> [Goal of the exercise] Copy out the records unchanged, beginning at the line containing "Localize each UI" and continuing through the line containing "y-tick-label: 2500 bbox=[46, 454, 74, 469]", both included.

> [Rows from a layout dataset]
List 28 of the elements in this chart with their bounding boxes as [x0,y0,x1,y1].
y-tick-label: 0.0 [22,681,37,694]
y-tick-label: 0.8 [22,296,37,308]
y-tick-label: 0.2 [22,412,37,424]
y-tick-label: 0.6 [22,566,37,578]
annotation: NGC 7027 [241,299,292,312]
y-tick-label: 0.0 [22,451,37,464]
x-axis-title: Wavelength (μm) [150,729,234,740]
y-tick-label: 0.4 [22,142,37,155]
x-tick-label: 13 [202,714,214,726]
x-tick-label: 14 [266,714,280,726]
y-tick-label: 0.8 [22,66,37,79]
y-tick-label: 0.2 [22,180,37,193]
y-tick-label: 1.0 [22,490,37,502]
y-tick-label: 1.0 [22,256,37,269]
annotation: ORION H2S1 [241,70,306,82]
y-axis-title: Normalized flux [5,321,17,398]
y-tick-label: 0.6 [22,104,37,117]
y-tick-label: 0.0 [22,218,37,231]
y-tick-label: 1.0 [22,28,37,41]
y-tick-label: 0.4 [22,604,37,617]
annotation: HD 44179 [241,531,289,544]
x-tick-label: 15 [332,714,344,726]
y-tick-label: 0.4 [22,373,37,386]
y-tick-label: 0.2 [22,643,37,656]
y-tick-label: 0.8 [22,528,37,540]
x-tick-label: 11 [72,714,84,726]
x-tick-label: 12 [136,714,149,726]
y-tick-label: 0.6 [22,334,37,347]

--

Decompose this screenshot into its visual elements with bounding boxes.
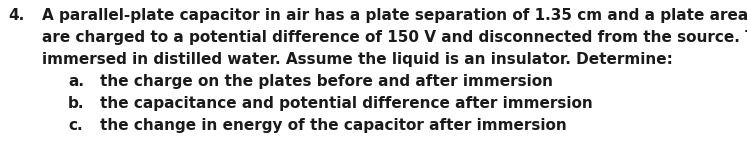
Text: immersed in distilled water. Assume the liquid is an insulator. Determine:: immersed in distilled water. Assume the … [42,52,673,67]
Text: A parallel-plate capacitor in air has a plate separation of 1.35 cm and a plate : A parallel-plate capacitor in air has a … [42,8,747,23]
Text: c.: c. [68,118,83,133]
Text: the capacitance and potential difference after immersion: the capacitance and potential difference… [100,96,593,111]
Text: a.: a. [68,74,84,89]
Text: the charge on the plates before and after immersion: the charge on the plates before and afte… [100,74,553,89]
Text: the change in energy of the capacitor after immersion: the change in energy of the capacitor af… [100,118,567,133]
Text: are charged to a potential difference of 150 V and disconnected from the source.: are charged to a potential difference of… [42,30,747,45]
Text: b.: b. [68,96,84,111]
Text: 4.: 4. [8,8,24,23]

---

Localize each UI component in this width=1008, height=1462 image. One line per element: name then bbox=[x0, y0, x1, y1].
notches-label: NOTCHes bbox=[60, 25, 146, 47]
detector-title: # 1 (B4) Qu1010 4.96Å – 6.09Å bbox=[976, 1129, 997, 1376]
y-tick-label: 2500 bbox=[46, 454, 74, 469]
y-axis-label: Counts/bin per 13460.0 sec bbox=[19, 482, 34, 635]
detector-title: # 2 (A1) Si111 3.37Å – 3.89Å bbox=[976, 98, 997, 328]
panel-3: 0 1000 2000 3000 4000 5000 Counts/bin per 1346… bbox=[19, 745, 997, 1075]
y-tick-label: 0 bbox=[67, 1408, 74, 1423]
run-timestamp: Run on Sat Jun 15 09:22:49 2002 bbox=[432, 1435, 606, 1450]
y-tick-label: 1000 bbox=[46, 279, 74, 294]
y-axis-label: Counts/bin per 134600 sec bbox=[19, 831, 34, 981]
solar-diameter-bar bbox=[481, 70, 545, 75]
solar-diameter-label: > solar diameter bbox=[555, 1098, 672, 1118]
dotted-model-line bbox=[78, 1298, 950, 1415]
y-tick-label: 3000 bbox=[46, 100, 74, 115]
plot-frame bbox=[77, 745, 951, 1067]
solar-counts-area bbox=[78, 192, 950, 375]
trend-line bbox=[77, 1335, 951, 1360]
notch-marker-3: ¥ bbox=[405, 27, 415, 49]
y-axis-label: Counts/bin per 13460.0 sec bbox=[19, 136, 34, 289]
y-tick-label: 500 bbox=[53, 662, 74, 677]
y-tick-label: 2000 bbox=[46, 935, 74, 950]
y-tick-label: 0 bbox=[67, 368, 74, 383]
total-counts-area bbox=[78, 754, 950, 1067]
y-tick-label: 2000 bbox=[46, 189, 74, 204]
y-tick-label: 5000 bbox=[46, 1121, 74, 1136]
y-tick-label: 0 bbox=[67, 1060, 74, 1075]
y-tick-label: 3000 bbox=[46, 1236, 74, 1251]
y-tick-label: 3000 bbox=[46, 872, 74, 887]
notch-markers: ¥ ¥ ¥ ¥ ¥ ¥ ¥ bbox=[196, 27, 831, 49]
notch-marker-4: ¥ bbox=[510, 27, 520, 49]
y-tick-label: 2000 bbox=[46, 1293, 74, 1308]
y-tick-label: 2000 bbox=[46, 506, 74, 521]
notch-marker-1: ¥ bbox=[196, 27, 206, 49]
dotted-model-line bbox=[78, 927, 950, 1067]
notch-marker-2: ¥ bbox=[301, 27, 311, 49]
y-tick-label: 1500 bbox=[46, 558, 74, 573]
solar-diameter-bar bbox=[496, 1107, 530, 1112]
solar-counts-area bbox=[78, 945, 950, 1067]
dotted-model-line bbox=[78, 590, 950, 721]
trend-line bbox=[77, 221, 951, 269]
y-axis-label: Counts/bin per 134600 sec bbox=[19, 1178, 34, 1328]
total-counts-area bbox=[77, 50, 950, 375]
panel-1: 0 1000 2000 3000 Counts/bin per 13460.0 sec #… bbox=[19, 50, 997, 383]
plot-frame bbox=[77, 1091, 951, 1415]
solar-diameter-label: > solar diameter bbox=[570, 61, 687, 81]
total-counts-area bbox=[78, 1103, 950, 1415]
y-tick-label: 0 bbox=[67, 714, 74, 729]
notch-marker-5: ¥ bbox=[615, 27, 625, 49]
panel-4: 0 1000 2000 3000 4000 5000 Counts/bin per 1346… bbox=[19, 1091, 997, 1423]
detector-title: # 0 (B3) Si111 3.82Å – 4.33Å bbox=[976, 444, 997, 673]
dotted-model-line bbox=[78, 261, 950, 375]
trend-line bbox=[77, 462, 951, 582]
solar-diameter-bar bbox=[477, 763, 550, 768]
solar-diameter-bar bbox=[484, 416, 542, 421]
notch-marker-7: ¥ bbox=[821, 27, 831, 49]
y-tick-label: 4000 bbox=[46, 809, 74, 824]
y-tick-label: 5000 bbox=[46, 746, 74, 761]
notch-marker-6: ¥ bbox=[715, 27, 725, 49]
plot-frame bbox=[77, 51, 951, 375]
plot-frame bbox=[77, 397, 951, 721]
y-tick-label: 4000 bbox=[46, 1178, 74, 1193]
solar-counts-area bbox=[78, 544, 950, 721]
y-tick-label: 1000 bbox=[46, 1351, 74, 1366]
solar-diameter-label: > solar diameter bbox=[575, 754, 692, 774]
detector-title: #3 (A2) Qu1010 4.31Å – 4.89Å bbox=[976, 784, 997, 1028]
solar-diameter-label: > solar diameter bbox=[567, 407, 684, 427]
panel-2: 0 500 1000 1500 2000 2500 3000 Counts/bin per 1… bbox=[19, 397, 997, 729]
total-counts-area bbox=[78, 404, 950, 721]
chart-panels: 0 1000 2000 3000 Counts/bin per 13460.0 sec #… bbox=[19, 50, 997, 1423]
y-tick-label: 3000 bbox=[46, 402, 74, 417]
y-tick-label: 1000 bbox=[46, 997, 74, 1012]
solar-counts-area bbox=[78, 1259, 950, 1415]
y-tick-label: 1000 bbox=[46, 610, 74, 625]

> [Full solution]
Localize each UI component in this width=1008, height=1462 image. One line per element: name then bbox=[x0, y0, x1, y1].
notches-label: NOTCHes bbox=[60, 25, 146, 47]
detector-title: # 1 (B4) Qu1010 4.96Å – 6.09Å bbox=[976, 1129, 997, 1376]
y-tick-label: 2500 bbox=[46, 454, 74, 469]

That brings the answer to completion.